◆ The request:
Whenever a line contains the string "grandi", copy it out of the entries.
◆ ◆ ◆ ◆
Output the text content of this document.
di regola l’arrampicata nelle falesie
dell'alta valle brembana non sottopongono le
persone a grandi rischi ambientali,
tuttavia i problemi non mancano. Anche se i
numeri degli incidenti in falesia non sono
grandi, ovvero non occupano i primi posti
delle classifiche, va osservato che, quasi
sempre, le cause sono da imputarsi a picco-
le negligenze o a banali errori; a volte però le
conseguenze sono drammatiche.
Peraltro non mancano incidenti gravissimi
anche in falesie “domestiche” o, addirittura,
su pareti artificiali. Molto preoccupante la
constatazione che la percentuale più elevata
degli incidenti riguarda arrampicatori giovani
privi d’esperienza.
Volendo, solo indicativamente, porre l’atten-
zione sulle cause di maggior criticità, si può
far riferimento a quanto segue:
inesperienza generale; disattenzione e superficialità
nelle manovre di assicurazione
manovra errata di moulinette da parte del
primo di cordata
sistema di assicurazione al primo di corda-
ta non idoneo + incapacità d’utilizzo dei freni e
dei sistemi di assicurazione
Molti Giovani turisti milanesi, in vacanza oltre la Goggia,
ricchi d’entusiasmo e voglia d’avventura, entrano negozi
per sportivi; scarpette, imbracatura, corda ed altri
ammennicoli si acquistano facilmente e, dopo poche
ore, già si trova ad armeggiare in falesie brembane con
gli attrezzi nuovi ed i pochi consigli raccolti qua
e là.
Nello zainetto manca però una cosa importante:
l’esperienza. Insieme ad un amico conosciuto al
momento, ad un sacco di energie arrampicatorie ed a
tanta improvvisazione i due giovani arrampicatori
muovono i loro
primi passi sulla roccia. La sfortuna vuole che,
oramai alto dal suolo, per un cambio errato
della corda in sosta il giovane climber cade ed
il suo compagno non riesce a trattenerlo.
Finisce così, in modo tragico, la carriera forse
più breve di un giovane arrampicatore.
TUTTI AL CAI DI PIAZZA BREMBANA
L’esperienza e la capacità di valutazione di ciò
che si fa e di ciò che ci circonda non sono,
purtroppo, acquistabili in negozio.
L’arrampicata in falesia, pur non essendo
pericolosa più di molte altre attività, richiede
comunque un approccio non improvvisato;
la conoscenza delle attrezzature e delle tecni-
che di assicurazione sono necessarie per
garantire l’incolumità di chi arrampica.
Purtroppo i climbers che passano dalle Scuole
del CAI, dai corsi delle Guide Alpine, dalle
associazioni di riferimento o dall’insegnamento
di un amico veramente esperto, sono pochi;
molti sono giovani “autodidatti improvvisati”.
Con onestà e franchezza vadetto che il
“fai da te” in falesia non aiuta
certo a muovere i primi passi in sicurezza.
◆ ◆ ◆ ◆
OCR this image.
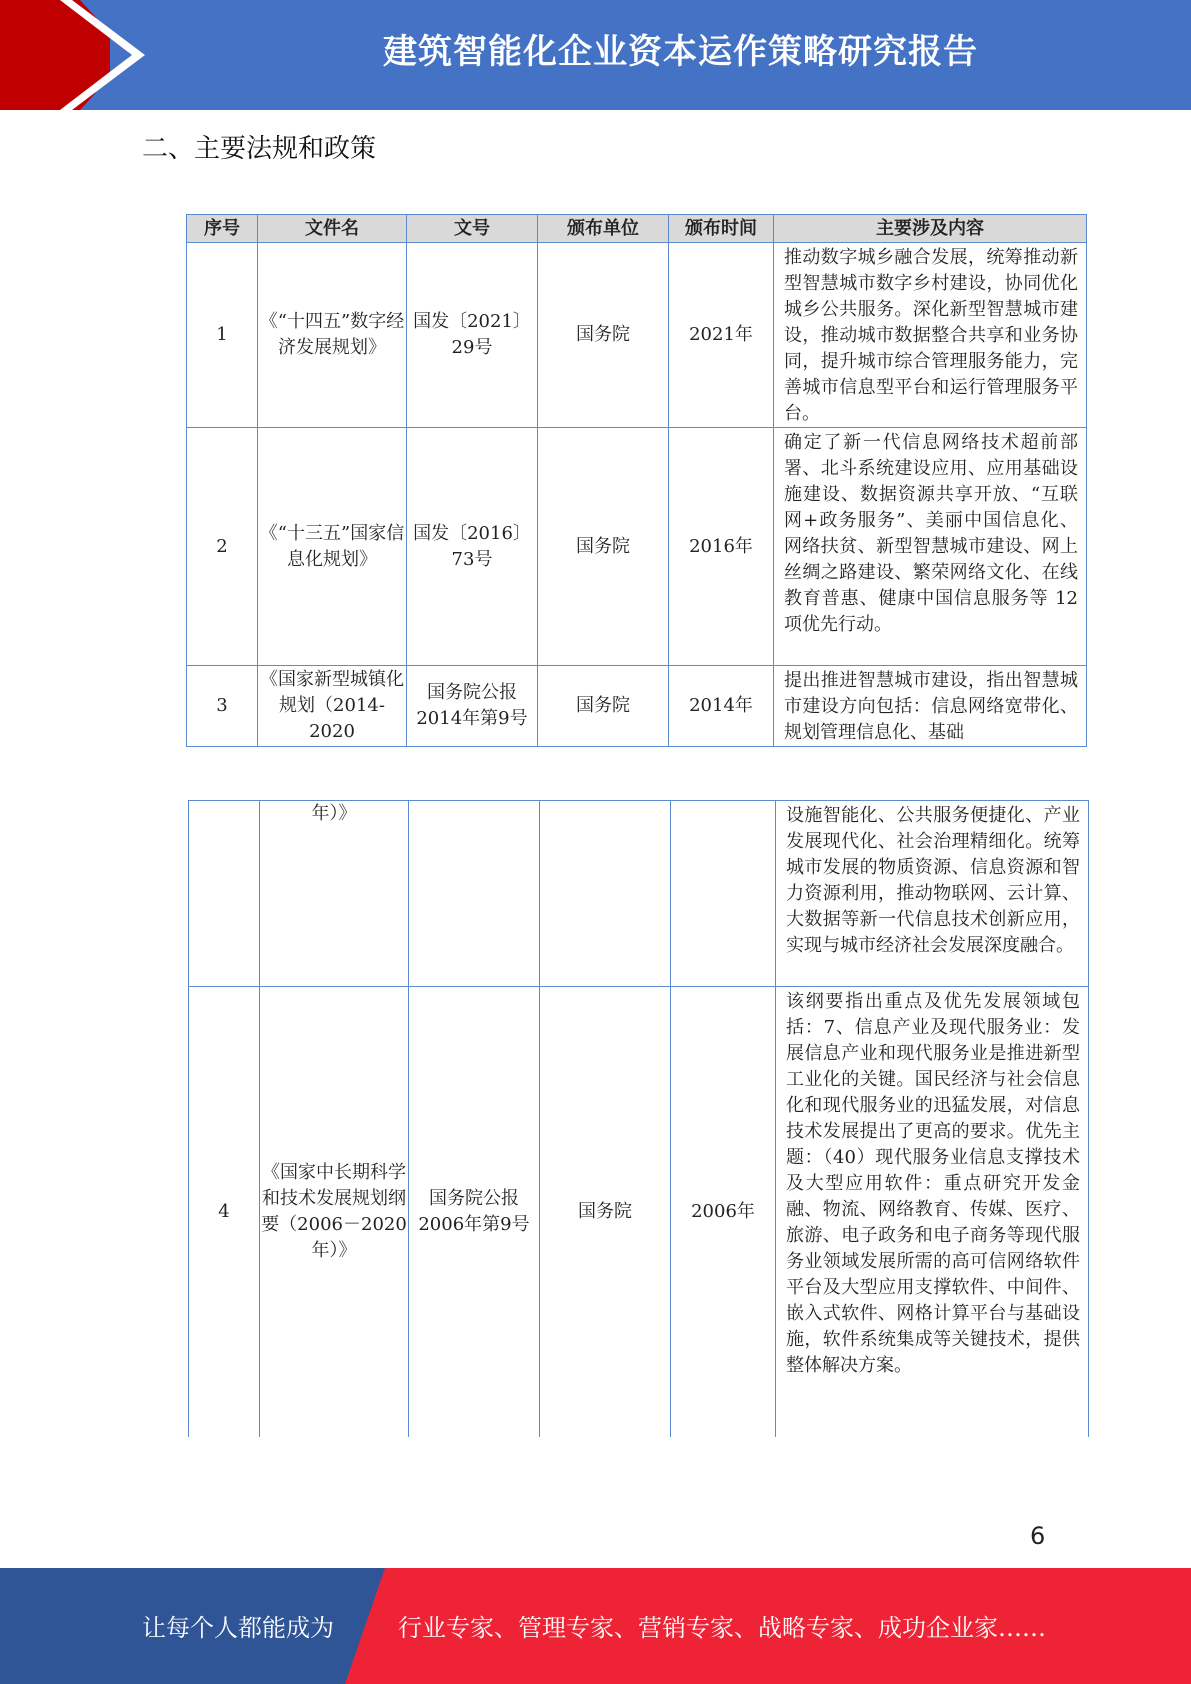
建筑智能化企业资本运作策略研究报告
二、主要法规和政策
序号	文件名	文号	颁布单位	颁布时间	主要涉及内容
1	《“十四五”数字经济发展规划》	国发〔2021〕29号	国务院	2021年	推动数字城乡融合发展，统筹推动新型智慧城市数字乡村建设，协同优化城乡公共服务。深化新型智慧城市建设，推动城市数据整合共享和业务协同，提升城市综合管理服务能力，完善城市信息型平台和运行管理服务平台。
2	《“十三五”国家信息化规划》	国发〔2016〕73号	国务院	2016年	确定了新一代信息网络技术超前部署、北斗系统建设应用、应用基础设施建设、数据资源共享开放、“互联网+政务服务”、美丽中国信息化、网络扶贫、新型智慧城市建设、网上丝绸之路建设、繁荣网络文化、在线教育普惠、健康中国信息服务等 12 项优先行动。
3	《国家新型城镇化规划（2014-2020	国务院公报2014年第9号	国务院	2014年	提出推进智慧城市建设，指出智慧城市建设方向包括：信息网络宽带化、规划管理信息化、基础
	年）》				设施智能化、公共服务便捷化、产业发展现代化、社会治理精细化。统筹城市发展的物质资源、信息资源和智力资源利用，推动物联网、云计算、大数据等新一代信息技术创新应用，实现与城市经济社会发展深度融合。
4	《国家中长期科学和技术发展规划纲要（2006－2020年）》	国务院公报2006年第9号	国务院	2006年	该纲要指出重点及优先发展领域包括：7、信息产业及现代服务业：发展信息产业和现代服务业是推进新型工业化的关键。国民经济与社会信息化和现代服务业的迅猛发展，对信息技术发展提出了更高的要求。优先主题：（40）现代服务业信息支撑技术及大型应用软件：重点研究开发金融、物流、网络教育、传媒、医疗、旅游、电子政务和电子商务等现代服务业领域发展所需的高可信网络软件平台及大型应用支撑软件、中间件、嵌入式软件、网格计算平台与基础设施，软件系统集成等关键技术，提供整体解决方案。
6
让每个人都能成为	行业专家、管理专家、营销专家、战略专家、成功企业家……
◆ ◆ ◆ ◆
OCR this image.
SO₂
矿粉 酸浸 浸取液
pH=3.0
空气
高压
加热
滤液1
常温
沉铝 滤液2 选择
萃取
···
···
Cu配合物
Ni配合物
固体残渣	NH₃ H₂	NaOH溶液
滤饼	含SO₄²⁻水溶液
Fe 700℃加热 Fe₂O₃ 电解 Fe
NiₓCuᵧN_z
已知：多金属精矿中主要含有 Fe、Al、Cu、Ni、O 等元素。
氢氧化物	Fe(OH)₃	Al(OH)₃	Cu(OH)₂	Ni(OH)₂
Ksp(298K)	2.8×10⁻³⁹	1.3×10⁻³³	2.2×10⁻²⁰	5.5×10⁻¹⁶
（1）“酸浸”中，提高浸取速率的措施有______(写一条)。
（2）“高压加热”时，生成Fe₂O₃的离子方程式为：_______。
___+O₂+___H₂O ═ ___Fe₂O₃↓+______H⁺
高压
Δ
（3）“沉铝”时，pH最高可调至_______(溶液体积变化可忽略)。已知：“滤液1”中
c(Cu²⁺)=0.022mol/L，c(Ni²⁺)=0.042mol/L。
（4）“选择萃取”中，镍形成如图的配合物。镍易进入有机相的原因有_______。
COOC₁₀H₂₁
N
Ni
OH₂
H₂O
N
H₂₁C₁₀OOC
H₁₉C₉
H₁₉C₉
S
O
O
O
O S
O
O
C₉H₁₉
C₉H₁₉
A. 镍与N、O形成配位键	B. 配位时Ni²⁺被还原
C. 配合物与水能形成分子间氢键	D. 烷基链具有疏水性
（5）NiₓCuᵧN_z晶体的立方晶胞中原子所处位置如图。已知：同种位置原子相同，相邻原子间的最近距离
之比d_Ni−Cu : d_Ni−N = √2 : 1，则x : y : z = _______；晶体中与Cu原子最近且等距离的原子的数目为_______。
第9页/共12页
◆ ◆ ◆ ◆
◆ Full output:
persone a grandi rischi ambientali,
grandi, ovvero non occupano i primi posti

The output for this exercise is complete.